— Task instructions —
Write out the listing beneath this instruction in its entirety, exactly as it reads.
start Dataset rows
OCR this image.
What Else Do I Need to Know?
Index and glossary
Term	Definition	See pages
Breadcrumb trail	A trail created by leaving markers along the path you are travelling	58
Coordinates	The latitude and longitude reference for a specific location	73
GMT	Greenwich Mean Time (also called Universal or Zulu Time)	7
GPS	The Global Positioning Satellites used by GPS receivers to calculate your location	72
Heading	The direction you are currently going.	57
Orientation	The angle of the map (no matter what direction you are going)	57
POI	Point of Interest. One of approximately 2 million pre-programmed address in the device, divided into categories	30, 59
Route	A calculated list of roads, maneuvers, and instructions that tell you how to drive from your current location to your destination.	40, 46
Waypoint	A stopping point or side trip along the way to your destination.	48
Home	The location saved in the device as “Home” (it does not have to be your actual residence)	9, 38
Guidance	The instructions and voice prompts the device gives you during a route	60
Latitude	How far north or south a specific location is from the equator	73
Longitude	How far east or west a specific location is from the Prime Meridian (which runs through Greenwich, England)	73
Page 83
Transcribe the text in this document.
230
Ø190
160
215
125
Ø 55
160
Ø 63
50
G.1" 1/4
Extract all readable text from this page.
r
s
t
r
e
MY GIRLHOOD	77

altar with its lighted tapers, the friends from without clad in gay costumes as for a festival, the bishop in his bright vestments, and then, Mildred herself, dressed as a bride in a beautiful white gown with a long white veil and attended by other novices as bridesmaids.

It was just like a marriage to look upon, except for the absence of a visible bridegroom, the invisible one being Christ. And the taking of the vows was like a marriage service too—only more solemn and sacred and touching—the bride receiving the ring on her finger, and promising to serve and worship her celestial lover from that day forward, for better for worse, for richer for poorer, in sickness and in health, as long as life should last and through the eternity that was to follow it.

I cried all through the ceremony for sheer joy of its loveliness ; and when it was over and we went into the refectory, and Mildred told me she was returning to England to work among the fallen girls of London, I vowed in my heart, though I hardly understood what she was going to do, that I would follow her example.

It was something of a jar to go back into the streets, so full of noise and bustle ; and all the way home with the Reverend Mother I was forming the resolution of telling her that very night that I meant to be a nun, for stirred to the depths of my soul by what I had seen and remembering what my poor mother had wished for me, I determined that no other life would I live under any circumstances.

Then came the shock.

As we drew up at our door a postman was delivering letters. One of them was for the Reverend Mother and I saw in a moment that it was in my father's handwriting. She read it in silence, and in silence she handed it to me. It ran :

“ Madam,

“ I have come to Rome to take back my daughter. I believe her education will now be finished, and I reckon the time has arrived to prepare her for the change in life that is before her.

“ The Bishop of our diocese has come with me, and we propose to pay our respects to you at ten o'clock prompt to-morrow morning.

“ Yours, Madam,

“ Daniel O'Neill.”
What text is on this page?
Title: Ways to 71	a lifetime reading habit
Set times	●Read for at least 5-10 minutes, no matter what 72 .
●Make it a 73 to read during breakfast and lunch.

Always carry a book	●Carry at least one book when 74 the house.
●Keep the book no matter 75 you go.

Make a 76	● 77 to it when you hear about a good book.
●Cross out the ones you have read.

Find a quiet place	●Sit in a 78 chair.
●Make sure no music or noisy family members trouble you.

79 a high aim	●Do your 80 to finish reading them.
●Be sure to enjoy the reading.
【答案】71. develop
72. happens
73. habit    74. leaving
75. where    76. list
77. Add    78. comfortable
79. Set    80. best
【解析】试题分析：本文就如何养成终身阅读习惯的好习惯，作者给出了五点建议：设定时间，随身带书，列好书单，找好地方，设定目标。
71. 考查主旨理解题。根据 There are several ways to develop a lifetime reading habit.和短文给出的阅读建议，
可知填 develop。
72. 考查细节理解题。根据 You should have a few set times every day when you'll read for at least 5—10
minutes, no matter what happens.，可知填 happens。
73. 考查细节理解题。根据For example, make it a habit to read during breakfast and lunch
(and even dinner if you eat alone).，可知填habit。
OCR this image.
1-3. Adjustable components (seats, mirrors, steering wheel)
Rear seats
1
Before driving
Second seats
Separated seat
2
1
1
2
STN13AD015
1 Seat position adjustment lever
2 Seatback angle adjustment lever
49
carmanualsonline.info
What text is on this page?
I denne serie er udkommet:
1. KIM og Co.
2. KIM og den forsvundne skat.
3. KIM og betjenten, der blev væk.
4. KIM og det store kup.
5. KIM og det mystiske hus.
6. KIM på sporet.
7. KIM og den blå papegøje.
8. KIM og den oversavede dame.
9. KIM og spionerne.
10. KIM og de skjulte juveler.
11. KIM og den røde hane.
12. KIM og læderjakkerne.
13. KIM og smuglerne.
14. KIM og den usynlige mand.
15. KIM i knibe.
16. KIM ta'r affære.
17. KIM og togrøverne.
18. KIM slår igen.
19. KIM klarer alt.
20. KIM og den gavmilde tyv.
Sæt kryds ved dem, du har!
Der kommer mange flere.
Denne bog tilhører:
end Dataset rows
— Written response —
OCR this image.
What Else Do I Need to Know?
Index and glossary
Term	Definition	See pages
Breadcrumb trail	A trail created by leaving markers along the path you are travelling	58
Coordinates	The latitude and longitude reference for a specific location	73
GMT	Greenwich Mean Time (also called Universal or Zulu Time)	7
GPS	The Global Positioning Satellites used by GPS receivers to calculate your location	72
Heading	The direction you are currently going.	57
Orientation	The angle of the map (no matter what direction you are going)	57
POI	Point of Interest. One of approximately 2 million pre-programmed address in the device, divided into categories	30, 59
Route	A calculated list of roads, maneuvers, and instructions that tell you how to drive from your current location to your destination.	40, 46
Waypoint	A stopping point or side trip along the way to your destination.	48
Home	The location saved in the device as “Home” (it does not have to be your actual residence)	9, 38
Guidance	The instructions and voice prompts the device gives you during a route	60
Latitude	How far north or south a specific location is from the equator	73
Longitude	How far east or west a specific location is from the Prime Meridian (which runs through Greenwich, England)	73
Page 83
Transcribe the text in this document.
230
Ø190
160
215
125
Ø 55
160
Ø 63
50
G.1" 1/4
Extract all readable text from this page.
r
s
t
r
e
MY GIRLHOOD	77

altar with its lighted tapers, the friends from without clad in gay costumes as for a festival, the bishop in his bright vestments, and then, Mildred herself, dressed as a bride in a beautiful white gown with a long white veil and attended by other novices as bridesmaids.

It was just like a marriage to look upon, except for the absence of a visible bridegroom, the invisible one being Christ. And the taking of the vows was like a marriage service too—only more solemn and sacred and touching—the bride receiving the ring on her finger, and promising to serve and worship her celestial lover from that day forward, for better for worse, for richer for poorer, in sickness and in health, as long as life should last and through the eternity that was to follow it.

I cried all through the ceremony for sheer joy of its loveliness ; and when it was over and we went into the refectory, and Mildred told me she was returning to England to work among the fallen girls of London, I vowed in my heart, though I hardly understood what she was going to do, that I would follow her example.

It was something of a jar to go back into the streets, so full of noise and bustle ; and all the way home with the Reverend Mother I was forming the resolution of telling her that very night that I meant to be a nun, for stirred to the depths of my soul by what I had seen and remembering what my poor mother had wished for me, I determined that no other life would I live under any circumstances.

Then came the shock.

As we drew up at our door a postman was delivering letters. One of them was for the Reverend Mother and I saw in a moment that it was in my father's handwriting. She read it in silence, and in silence she handed it to me. It ran :

“ Madam,

“ I have come to Rome to take back my daughter. I believe her education will now be finished, and I reckon the time has arrived to prepare her for the change in life that is before her.

“ The Bishop of our diocese has come with me, and we propose to pay our respects to you at ten o'clock prompt to-morrow morning.

“ Yours, Madam,

“ Daniel O'Neill.”
What text is on this page?
Title: Ways to 71	a lifetime reading habit
Set times	●Read for at least 5-10 minutes, no matter what 72 .
●Make it a 73 to read during breakfast and lunch.

Always carry a book	●Carry at least one book when 74 the house.
●Keep the book no matter 75 you go.

Make a 76	● 77 to it when you hear about a good book.
●Cross out the ones you have read.

Find a quiet place	●Sit in a 78 chair.
●Make sure no music or noisy family members trouble you.

79 a high aim	●Do your 80 to finish reading them.
●Be sure to enjoy the reading.
【答案】71. develop
72. happens
73. habit    74. leaving
75. where    76. list
77. Add    78. comfortable
79. Set    80. best
【解析】试题分析：本文就如何养成终身阅读习惯的好习惯，作者给出了五点建议：设定时间，随身带书，列好书单，找好地方，设定目标。
71. 考查主旨理解题。根据 There are several ways to develop a lifetime reading habit.和短文给出的阅读建议，
可知填 develop。
72. 考查细节理解题。根据 You should have a few set times every day when you'll read for at least 5—10
minutes, no matter what happens.，可知填 happens。
73. 考查细节理解题。根据For example, make it a habit to read during breakfast and lunch
(and even dinner if you eat alone).，可知填habit。
OCR this image.
1-3. Adjustable components (seats, mirrors, steering wheel)
Rear seats
1
Before driving
Second seats
Separated seat
2
1
1
2
STN13AD015
1 Seat position adjustment lever
2 Seatback angle adjustment lever
49
carmanualsonline.info
What text is on this page?
I denne serie er udkommet:
1. KIM og Co.
2. KIM og den forsvundne skat.
3. KIM og betjenten, der blev væk.
4. KIM og det store kup.
5. KIM og det mystiske hus.
6. KIM på sporet.
7. KIM og den blå papegøje.
8. KIM og den oversavede dame.
9. KIM og spionerne.
10. KIM og de skjulte juveler.
11. KIM og den røde hane.
12. KIM og læderjakkerne.
13. KIM og smuglerne.
14. KIM og den usynlige mand.
15. KIM i knibe.
16. KIM ta'r affære.
17. KIM og togrøverne.
18. KIM slår igen.
19. KIM klarer alt.
20. KIM og den gavmilde tyv.
Sæt kryds ved dem, du har!
Der kommer mange flere.
Denne bog tilhører:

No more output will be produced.